DIRECTIONS FOR THIS TASK
Search the material for the string "damage", then return every line where it is found.

SUPPLIED RECORDS
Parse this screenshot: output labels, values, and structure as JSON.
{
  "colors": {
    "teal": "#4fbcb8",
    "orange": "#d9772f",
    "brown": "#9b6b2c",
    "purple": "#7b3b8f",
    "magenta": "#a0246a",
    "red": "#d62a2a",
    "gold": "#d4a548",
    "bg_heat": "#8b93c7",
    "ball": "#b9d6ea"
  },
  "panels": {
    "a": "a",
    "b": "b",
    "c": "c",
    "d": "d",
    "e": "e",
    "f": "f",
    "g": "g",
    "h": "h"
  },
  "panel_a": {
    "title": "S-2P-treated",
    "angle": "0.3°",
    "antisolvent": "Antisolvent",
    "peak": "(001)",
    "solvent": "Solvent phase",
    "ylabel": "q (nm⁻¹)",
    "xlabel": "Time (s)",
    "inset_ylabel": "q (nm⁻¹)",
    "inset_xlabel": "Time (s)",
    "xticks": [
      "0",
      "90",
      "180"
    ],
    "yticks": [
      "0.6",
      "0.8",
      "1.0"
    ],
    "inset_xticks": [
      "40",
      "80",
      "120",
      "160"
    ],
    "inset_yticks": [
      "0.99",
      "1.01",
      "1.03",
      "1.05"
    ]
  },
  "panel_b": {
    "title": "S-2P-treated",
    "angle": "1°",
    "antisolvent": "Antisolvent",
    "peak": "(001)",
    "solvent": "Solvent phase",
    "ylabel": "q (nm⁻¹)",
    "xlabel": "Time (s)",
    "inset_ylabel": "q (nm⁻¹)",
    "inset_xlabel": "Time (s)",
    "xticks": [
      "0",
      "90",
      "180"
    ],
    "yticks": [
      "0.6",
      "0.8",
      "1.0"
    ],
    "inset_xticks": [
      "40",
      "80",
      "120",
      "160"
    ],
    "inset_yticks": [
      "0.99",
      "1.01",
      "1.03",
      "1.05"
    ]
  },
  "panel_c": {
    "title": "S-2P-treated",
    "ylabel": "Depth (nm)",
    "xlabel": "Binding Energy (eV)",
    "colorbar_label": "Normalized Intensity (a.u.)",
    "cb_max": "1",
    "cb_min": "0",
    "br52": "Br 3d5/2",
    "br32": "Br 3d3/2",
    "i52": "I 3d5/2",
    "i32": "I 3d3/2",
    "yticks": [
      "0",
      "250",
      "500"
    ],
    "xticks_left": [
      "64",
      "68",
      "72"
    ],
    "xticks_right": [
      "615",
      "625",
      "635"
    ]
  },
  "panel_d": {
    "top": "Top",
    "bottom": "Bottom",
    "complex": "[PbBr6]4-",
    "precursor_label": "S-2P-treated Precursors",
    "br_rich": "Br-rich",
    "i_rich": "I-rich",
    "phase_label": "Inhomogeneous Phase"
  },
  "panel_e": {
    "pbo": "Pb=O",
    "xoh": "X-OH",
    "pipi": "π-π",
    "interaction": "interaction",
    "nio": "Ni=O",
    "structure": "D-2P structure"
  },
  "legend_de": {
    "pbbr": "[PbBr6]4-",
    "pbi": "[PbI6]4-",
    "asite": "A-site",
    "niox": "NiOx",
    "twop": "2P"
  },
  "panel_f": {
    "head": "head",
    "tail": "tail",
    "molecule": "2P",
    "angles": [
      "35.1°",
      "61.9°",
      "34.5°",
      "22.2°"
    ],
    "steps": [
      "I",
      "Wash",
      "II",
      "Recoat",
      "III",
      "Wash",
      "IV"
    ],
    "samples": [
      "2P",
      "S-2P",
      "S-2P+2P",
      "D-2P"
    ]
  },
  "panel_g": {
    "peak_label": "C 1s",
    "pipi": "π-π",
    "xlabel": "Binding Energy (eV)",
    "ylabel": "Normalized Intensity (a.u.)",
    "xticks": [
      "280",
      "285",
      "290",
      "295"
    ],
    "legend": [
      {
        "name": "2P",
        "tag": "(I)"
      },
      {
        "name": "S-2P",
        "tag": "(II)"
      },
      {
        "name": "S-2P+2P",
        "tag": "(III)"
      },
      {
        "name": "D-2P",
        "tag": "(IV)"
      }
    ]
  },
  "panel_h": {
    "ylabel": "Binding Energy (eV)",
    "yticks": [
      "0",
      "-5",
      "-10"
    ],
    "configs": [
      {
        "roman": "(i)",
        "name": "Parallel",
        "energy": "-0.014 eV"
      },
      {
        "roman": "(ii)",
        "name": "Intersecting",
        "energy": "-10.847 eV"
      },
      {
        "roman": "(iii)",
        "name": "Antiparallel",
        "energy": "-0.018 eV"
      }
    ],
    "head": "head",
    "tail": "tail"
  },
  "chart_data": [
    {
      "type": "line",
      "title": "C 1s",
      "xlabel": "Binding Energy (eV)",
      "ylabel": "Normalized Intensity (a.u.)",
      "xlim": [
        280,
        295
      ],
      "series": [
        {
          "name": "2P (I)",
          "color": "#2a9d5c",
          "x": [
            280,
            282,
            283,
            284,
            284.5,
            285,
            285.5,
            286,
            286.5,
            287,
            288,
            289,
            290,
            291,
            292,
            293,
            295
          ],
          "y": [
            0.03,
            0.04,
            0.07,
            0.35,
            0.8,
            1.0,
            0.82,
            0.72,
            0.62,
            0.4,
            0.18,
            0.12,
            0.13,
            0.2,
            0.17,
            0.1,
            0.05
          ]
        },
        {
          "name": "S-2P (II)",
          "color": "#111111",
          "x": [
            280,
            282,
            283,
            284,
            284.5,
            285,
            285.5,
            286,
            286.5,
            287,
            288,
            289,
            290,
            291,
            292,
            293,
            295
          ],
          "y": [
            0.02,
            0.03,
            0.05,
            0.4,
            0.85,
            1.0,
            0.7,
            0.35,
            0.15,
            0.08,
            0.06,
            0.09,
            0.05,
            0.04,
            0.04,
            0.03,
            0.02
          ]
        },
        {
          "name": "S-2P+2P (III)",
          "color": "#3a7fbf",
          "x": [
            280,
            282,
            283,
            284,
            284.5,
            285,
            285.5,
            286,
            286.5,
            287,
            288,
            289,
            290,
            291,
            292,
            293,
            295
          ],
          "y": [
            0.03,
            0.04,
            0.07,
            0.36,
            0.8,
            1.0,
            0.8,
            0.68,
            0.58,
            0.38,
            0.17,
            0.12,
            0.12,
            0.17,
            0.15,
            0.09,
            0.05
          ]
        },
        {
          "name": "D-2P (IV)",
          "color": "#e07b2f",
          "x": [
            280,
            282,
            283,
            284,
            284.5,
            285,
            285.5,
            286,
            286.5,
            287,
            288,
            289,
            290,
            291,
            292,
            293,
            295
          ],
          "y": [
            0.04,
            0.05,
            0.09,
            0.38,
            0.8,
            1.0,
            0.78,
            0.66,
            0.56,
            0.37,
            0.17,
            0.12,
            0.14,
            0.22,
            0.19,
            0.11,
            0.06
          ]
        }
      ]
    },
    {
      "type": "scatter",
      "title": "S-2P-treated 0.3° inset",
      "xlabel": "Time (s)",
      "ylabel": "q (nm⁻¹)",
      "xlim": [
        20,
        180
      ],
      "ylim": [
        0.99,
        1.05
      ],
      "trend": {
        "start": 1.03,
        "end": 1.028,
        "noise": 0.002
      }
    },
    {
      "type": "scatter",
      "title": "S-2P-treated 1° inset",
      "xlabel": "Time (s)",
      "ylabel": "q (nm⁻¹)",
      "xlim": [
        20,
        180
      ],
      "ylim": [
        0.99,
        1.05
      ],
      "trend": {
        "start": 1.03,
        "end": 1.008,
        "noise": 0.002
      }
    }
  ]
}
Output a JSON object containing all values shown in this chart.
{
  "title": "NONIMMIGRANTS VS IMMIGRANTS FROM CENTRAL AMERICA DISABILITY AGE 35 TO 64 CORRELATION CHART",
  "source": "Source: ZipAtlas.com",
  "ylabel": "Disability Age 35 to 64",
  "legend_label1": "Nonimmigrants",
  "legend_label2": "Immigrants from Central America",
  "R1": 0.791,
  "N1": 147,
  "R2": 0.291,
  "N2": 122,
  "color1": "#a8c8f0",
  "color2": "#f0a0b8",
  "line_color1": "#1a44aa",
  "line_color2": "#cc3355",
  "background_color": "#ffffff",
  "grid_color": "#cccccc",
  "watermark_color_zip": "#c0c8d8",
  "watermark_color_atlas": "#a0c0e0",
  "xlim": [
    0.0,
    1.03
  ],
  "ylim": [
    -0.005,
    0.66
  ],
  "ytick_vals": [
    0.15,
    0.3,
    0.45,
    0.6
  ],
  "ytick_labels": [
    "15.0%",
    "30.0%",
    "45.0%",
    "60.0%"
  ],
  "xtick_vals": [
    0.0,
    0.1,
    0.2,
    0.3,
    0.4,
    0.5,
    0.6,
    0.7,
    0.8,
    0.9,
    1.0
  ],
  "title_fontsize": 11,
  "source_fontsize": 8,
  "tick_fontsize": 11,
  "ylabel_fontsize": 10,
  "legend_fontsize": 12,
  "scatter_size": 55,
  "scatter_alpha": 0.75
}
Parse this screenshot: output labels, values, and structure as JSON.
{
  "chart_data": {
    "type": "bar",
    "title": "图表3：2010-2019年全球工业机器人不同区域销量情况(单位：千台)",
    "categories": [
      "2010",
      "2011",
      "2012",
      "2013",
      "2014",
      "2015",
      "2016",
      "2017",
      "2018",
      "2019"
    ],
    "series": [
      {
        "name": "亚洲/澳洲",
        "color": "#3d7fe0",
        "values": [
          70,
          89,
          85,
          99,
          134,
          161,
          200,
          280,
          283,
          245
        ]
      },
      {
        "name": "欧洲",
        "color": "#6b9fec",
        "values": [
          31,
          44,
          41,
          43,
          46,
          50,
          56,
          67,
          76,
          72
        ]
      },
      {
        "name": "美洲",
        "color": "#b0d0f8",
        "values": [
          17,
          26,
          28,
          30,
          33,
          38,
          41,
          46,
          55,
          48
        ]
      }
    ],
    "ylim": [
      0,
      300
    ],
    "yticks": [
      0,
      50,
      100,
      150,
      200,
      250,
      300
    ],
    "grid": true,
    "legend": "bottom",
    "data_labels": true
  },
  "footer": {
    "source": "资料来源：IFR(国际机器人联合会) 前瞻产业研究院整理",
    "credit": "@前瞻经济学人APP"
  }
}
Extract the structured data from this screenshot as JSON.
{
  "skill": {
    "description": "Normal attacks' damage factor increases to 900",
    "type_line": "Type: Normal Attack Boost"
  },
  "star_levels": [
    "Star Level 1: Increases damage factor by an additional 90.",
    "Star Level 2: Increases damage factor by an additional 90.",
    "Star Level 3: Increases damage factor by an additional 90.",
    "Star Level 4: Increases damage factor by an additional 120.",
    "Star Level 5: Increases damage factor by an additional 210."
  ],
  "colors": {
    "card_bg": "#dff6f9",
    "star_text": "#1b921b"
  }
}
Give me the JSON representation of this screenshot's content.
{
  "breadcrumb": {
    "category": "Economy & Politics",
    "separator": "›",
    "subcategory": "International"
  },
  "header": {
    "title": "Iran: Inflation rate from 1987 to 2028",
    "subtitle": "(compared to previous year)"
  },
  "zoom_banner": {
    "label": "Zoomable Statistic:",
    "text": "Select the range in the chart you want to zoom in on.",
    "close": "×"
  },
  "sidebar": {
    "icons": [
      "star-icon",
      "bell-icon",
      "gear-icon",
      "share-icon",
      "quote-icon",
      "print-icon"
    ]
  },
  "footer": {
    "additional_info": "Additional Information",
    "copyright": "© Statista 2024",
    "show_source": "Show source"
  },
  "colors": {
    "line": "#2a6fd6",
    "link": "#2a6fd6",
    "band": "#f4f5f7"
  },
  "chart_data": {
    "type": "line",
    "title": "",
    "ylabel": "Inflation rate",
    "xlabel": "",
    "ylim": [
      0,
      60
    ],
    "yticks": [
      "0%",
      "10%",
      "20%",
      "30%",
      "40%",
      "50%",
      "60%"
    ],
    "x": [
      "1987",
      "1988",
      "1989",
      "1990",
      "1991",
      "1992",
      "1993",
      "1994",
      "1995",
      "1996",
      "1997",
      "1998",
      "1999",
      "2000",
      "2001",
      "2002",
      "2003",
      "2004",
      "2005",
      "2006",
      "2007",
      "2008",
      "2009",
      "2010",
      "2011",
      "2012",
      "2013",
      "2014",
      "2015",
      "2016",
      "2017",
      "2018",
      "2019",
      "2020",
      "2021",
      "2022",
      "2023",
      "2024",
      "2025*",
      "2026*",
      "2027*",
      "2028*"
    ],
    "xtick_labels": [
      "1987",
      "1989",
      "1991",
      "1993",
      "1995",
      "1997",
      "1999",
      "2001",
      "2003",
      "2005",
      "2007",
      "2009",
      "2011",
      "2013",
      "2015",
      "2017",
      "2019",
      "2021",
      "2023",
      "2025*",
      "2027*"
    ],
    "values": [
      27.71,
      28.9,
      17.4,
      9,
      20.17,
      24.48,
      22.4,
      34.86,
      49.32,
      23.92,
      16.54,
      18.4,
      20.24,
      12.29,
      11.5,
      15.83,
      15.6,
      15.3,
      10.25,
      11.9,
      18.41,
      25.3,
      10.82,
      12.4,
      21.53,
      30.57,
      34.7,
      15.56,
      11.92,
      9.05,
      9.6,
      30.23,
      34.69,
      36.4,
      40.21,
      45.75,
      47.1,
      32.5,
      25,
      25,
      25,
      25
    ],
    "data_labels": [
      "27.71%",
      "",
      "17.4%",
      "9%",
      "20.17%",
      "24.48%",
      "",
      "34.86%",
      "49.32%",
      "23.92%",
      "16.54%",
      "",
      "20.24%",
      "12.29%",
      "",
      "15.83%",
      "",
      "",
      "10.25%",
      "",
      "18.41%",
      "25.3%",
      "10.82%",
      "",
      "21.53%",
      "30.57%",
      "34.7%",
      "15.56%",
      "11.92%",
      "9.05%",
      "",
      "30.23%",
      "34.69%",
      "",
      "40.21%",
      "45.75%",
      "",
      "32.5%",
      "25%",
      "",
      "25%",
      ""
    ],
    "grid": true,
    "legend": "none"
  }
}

RESULT FOR THIS TASK
    "description": "Normal attacks' damage factor increases to 900",
    "Star Level 1: Increases damage factor by an additional 90.",
    "Star Level 2: Increases damage factor by an additional 90.",
    "Star Level 3: Increases damage factor by an additional 90.",
    "Star Level 4: Increases damage factor by an additional 120.",
    "Star Level 5: Increases damage factor by an additional 210."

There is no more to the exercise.